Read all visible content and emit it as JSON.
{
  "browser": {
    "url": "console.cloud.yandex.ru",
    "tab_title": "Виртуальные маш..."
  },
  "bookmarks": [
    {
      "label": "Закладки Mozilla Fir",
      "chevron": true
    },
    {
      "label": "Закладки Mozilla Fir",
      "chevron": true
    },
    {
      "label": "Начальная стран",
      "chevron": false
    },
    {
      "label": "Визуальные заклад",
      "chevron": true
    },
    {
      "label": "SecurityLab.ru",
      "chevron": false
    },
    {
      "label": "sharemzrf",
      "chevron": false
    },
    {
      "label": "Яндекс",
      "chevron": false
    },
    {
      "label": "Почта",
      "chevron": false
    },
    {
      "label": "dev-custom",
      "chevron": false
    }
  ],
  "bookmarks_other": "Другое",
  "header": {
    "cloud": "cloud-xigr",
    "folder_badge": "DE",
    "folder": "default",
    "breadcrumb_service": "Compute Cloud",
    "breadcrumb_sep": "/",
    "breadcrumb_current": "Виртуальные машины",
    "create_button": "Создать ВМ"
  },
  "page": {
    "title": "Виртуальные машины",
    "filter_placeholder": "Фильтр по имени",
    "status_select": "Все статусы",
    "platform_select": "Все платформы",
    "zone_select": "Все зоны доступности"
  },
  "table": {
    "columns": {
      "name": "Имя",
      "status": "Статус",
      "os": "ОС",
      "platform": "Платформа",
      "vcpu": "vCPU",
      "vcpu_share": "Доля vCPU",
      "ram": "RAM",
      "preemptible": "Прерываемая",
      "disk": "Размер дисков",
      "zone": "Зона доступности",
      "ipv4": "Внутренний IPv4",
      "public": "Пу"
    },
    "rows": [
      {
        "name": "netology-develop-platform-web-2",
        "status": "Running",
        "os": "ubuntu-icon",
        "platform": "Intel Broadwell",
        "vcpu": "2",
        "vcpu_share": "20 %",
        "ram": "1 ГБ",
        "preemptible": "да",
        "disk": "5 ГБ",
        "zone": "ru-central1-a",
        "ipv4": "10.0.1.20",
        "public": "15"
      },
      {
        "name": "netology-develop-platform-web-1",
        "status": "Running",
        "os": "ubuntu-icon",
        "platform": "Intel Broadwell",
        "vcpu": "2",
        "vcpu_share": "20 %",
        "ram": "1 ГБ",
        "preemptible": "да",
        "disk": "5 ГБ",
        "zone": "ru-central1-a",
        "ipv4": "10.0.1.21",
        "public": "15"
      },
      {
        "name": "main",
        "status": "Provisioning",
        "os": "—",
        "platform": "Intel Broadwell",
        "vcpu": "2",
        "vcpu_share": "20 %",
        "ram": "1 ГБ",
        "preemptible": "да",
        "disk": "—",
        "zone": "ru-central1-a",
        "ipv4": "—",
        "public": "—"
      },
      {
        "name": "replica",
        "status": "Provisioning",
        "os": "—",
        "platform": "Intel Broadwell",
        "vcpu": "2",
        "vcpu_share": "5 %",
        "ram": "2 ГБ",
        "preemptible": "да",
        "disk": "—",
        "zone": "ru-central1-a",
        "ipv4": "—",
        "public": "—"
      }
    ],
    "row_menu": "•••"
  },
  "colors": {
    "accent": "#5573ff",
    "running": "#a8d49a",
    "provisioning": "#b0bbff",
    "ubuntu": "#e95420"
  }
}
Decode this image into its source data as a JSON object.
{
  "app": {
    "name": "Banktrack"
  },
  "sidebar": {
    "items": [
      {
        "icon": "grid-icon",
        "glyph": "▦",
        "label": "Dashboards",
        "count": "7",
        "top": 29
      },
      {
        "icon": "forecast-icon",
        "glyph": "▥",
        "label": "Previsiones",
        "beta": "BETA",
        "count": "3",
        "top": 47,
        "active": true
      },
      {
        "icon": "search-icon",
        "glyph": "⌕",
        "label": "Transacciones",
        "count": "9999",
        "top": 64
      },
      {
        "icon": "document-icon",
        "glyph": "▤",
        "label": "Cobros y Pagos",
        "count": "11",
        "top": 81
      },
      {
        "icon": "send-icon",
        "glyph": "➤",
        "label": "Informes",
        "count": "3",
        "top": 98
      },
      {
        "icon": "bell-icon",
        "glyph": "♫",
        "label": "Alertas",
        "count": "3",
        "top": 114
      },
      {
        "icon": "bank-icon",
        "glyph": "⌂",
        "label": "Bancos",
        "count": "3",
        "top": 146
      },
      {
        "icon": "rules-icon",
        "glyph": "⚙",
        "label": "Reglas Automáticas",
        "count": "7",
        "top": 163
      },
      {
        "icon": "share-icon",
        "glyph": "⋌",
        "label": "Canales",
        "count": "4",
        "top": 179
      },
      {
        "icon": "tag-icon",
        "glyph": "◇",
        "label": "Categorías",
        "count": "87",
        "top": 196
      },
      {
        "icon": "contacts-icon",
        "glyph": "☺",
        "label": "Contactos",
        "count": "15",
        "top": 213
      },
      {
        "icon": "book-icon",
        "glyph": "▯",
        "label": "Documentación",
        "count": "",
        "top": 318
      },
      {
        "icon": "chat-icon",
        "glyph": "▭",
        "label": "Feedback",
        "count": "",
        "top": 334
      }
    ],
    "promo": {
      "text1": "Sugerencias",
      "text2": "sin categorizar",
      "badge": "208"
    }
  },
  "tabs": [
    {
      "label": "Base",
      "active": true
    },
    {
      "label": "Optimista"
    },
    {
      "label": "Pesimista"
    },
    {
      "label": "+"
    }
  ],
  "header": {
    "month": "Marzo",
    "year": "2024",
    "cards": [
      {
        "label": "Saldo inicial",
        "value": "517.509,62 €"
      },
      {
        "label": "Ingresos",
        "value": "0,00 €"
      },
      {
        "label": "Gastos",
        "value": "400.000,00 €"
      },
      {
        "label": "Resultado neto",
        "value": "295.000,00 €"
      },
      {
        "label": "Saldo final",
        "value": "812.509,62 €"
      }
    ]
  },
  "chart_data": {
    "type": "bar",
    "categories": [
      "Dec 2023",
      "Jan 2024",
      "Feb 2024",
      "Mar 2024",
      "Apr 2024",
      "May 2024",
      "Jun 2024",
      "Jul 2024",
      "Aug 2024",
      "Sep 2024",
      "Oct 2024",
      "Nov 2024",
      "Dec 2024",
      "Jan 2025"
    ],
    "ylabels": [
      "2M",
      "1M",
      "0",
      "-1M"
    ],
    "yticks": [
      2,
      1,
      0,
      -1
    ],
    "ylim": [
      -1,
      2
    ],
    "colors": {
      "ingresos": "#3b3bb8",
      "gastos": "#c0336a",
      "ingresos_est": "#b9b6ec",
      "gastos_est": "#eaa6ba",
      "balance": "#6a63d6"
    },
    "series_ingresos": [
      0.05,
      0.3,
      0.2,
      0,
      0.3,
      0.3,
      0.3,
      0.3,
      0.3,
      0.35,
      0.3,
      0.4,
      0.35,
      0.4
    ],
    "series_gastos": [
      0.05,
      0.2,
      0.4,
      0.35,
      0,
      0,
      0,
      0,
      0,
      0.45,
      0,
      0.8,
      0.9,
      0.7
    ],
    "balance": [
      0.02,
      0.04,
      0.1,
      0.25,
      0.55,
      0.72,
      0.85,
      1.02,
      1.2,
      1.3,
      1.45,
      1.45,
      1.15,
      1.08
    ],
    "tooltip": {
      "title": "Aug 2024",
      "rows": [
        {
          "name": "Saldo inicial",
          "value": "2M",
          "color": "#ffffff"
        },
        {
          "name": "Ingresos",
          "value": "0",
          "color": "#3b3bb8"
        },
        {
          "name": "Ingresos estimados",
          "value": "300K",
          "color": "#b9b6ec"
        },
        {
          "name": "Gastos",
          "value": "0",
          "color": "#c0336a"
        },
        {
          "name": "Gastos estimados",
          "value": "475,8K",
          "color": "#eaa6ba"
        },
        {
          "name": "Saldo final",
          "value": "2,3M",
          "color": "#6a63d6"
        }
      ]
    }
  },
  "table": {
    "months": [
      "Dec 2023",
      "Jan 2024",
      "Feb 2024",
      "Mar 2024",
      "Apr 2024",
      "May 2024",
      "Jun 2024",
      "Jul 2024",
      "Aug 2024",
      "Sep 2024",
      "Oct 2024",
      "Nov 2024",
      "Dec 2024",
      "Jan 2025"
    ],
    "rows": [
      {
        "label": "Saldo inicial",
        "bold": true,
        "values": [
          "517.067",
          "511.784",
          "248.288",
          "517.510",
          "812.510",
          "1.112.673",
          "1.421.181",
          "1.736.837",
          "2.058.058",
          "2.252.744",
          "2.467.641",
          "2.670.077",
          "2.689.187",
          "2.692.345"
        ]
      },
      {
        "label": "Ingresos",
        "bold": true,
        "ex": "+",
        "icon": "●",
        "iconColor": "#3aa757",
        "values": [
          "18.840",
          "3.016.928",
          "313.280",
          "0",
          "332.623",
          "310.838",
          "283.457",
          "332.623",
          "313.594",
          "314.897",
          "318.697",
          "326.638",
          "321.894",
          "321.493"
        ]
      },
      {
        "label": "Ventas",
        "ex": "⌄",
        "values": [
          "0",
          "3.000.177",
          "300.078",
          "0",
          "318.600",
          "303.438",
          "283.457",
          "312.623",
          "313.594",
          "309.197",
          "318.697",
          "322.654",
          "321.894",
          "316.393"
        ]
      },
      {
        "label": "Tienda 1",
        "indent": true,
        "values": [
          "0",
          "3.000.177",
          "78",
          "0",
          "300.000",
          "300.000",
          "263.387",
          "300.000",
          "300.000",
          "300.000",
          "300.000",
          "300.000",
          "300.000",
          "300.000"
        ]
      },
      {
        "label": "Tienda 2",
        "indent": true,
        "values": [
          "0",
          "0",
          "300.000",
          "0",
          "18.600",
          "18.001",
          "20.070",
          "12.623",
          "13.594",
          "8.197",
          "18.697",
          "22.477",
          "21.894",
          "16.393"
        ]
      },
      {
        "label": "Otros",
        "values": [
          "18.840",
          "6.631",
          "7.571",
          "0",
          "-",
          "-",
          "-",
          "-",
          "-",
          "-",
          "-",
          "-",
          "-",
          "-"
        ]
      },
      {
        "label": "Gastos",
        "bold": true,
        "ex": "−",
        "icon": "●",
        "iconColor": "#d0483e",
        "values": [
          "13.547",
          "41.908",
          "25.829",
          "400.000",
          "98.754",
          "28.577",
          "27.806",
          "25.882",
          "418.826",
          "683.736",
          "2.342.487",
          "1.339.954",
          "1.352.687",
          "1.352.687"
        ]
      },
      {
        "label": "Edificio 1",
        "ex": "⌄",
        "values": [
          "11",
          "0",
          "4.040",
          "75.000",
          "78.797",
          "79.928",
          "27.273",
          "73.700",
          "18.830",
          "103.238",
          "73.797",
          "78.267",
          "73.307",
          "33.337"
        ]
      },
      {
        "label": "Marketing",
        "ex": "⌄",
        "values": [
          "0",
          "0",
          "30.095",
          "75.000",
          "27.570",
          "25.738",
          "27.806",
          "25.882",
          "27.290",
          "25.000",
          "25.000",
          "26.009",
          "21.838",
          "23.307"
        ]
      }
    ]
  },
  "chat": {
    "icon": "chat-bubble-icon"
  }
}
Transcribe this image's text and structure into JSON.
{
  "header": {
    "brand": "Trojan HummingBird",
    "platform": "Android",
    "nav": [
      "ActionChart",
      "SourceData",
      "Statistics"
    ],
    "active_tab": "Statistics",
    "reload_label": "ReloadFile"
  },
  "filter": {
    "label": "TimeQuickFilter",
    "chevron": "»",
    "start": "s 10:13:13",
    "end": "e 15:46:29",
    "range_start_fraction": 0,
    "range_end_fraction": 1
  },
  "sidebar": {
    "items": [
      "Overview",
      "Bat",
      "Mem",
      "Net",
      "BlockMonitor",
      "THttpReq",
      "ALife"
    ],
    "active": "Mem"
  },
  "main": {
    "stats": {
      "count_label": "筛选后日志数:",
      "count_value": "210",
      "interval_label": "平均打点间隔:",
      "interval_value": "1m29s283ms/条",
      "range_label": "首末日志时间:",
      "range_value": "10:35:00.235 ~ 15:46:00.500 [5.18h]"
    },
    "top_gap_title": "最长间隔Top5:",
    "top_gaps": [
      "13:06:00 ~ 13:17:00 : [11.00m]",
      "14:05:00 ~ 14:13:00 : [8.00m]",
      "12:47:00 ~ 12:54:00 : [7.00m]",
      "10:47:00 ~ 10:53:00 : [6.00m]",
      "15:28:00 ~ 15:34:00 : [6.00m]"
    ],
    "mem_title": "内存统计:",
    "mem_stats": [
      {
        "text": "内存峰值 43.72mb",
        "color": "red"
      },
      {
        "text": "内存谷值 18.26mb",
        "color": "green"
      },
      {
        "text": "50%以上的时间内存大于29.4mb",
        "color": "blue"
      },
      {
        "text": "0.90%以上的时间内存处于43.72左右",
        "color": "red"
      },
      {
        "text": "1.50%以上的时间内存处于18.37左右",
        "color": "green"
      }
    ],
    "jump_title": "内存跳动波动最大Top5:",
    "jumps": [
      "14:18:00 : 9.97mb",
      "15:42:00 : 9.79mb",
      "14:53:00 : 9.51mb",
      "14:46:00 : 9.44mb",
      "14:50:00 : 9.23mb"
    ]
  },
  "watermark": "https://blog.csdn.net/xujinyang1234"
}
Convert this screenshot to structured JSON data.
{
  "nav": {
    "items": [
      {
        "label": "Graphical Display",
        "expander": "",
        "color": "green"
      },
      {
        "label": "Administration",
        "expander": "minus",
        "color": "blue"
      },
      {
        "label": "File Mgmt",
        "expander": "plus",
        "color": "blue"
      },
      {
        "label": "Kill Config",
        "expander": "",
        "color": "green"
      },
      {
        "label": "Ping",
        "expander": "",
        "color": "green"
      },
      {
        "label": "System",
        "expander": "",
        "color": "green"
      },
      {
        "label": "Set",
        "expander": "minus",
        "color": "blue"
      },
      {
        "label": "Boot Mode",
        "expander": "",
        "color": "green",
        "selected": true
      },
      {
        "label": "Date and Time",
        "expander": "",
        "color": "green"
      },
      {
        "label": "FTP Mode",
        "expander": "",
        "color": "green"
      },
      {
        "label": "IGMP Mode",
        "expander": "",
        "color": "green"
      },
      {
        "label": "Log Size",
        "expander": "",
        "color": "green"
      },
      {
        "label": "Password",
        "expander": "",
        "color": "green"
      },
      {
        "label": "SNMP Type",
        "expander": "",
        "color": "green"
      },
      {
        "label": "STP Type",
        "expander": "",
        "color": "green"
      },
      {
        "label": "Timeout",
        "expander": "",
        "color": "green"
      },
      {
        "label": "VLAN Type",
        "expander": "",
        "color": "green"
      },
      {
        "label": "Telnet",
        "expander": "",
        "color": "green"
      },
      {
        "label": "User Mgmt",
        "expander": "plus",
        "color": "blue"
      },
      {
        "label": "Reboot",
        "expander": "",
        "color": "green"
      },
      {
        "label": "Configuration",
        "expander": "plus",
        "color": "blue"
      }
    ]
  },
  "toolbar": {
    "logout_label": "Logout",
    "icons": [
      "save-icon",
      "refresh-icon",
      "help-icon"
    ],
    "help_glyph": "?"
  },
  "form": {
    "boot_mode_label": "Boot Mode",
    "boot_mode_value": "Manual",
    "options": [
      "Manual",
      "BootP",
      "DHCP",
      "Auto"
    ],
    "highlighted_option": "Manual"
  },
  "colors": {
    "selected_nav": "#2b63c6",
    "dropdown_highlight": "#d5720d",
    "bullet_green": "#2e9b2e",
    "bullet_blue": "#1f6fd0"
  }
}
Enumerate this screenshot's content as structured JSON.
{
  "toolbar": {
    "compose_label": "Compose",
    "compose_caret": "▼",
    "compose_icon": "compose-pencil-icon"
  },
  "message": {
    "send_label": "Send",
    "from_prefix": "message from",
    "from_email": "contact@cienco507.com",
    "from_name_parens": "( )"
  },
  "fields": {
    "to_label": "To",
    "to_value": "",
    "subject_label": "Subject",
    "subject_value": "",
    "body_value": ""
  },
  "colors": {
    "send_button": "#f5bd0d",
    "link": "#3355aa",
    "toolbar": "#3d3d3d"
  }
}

▶ [The exercise]: Look through the records and gather each line with the word "develop".

▶ [Exercise result]:
        "name": "netology-develop-platform-web-2",
        "name": "netology-develop-platform-web-1",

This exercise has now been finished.